==== Exercise inputs
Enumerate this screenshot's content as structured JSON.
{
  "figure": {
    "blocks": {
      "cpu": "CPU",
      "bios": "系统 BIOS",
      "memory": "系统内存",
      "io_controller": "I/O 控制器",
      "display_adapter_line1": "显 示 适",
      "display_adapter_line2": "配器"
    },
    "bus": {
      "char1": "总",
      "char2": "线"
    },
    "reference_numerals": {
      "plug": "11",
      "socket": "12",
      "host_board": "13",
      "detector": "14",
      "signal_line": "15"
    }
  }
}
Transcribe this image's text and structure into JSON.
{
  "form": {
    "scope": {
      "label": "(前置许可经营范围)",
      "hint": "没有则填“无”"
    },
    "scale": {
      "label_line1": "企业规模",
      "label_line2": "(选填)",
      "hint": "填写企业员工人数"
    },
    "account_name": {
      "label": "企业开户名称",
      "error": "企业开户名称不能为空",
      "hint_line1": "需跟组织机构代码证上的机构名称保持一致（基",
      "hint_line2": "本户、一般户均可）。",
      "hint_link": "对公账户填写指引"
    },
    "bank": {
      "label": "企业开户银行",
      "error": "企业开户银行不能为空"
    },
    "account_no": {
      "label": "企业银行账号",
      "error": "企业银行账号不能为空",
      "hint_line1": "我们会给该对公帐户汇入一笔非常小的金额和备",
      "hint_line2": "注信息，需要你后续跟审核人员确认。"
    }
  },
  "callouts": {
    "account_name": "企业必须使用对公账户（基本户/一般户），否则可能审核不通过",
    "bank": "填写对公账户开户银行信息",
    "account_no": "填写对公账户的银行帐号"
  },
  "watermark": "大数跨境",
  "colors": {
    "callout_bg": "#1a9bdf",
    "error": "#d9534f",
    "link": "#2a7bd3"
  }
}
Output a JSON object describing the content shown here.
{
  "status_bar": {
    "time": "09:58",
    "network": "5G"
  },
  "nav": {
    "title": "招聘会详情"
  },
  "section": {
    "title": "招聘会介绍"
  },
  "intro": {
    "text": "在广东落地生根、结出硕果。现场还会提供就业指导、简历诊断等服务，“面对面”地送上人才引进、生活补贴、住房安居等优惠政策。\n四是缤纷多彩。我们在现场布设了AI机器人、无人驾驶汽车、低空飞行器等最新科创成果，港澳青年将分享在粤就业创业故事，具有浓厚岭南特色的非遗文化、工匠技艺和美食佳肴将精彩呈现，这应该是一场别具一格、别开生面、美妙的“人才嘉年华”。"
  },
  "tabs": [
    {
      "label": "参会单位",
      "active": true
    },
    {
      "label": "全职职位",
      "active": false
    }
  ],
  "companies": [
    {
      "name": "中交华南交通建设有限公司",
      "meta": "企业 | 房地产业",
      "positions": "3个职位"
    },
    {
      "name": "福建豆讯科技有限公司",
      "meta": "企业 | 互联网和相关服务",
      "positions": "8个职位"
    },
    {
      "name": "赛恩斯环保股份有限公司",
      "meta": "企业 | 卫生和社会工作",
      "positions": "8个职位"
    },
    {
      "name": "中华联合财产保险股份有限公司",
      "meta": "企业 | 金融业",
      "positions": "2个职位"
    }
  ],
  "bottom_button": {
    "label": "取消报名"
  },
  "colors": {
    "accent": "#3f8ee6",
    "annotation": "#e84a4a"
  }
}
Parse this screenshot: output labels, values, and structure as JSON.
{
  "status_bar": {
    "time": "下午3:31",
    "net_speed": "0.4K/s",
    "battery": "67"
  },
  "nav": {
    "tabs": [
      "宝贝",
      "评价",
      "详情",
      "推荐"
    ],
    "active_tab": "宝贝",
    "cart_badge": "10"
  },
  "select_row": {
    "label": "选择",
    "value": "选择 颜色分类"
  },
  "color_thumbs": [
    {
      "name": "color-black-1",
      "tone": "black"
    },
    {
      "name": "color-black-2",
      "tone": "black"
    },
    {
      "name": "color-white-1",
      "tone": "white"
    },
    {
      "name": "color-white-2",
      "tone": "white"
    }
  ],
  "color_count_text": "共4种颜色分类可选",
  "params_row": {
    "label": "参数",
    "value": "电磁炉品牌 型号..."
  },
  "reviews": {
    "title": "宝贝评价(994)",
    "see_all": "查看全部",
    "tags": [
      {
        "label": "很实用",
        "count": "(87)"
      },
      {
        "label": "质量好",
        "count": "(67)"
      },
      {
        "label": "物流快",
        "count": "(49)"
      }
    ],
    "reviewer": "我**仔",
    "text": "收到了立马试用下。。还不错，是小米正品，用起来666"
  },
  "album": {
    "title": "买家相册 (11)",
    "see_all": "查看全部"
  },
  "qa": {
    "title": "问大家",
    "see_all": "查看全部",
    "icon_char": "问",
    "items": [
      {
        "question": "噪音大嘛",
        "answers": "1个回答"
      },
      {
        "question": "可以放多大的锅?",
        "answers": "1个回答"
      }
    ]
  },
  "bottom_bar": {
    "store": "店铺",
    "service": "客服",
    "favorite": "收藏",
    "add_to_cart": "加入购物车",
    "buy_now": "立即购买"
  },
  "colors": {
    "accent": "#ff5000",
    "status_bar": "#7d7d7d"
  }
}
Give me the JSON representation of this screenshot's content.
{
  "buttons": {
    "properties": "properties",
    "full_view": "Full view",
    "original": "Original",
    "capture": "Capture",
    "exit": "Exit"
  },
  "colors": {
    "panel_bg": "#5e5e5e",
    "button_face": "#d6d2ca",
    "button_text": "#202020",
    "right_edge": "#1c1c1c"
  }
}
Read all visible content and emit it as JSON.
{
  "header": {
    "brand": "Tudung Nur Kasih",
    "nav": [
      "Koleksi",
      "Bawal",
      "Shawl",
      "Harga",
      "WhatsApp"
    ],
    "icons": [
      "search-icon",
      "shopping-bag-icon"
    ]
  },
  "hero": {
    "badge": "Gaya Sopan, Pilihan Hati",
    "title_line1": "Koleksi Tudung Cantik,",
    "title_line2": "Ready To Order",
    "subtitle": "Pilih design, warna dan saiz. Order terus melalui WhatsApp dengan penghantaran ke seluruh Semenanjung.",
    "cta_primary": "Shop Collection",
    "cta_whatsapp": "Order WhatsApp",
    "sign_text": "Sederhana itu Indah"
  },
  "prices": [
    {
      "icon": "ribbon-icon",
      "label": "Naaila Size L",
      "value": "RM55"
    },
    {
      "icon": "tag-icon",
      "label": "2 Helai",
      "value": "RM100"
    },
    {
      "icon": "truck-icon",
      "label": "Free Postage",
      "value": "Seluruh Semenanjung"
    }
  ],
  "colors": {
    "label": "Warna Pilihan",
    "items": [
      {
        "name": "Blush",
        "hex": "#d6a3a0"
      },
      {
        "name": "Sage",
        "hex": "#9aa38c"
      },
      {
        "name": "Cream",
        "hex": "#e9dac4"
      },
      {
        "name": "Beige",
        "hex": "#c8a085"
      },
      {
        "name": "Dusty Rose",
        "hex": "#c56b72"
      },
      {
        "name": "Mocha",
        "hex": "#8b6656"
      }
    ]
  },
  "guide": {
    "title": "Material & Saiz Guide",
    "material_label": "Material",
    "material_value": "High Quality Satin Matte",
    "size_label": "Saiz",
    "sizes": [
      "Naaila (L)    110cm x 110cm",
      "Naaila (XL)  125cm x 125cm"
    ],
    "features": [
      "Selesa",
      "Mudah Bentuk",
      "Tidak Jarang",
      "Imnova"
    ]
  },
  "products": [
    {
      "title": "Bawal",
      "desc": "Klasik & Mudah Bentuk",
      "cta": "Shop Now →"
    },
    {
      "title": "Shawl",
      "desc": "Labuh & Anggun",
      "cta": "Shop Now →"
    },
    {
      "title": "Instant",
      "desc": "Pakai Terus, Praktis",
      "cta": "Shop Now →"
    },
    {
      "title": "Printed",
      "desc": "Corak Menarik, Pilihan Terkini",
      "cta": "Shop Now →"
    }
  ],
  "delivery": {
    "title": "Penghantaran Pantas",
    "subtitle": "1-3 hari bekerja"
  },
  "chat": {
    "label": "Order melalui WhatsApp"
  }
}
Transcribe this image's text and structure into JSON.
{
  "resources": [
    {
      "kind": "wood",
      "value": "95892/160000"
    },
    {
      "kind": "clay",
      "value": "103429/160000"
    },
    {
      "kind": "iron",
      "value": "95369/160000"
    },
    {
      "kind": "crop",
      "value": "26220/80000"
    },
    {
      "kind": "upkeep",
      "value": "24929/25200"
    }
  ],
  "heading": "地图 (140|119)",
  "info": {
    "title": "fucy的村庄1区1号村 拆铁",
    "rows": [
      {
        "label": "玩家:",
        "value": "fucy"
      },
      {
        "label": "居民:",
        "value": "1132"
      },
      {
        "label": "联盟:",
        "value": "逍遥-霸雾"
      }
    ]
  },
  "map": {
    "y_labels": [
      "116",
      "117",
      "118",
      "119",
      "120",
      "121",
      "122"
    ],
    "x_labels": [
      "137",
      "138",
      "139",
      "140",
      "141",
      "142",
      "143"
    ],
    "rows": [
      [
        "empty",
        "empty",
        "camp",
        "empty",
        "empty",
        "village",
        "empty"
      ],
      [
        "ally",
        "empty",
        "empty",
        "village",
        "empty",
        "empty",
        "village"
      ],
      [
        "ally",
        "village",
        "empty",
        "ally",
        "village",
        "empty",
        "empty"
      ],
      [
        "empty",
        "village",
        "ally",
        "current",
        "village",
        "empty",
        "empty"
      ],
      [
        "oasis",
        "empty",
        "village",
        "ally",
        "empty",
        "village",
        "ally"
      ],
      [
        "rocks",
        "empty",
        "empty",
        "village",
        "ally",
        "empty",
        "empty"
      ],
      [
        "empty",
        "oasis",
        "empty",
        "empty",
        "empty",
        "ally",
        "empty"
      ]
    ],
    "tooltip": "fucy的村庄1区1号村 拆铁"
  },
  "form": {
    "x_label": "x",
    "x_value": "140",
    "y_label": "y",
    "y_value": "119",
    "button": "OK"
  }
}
========
Find and copy each line above that includes the string "Bentuk".

      "Mudah Bentuk",
      "desc": "Klasik & Mudah Bentuk",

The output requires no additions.